Give every line below again, exactly.

-.-.-

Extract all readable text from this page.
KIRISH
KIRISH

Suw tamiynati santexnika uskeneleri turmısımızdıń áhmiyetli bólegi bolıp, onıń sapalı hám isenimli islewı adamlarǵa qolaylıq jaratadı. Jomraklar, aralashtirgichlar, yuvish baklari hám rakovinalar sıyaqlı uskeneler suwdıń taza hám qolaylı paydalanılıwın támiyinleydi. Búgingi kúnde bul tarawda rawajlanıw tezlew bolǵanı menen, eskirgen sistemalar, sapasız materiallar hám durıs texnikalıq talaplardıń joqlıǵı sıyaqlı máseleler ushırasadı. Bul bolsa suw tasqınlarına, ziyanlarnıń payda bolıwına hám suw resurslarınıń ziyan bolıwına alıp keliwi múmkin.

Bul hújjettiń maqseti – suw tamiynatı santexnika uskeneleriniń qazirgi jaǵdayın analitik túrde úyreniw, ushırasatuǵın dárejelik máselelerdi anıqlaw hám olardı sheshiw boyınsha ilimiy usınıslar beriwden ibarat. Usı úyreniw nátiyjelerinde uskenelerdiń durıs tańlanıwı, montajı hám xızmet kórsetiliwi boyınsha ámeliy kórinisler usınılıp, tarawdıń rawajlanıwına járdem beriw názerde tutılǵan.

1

-.-.-

_Correct output_:
Extract all readable text from this page.
KIRISH
KIRISH

Suw tamiynati santexnika uskeneleri turmısımızdıń áhmiyetli bólegi bolıp, onıń sapalı hám isenimli islewı adamlarǵa qolaylıq jaratadı. Jomraklar, aralashtirgichlar, yuvish baklari hám rakovinalar sıyaqlı uskeneler suwdıń taza hám qolaylı paydalanılıwın támiyinleydi. Búgingi kúnde bul tarawda rawajlanıw tezlew bolǵanı menen, eskirgen sistemalar, sapasız materiallar hám durıs texnikalıq talaplardıń joqlıǵı sıyaqlı máseleler ushırasadı. Bul bolsa suw tasqınlarına, ziyanlarnıń payda bolıwına hám suw resurslarınıń ziyan bolıwına alıp keliwi múmkin.

Bul hújjettiń maqseti – suw tamiynatı santexnika uskeneleriniń qazirgi jaǵdayın analitik túrde úyreniw, ushırasatuǵın dárejelik máselelerdi anıqlaw hám olardı sheshiw boyınsha ilimiy usınıslar beriwden ibarat. Usı úyreniw nátiyjelerinde uskenelerdiń durıs tańlanıwı, montajı hám xızmet kórsetiliwi boyınsha ámeliy kórinisler usınılıp, tarawdıń rawajlanıwına járdem beriw názerde tutılǵan.

1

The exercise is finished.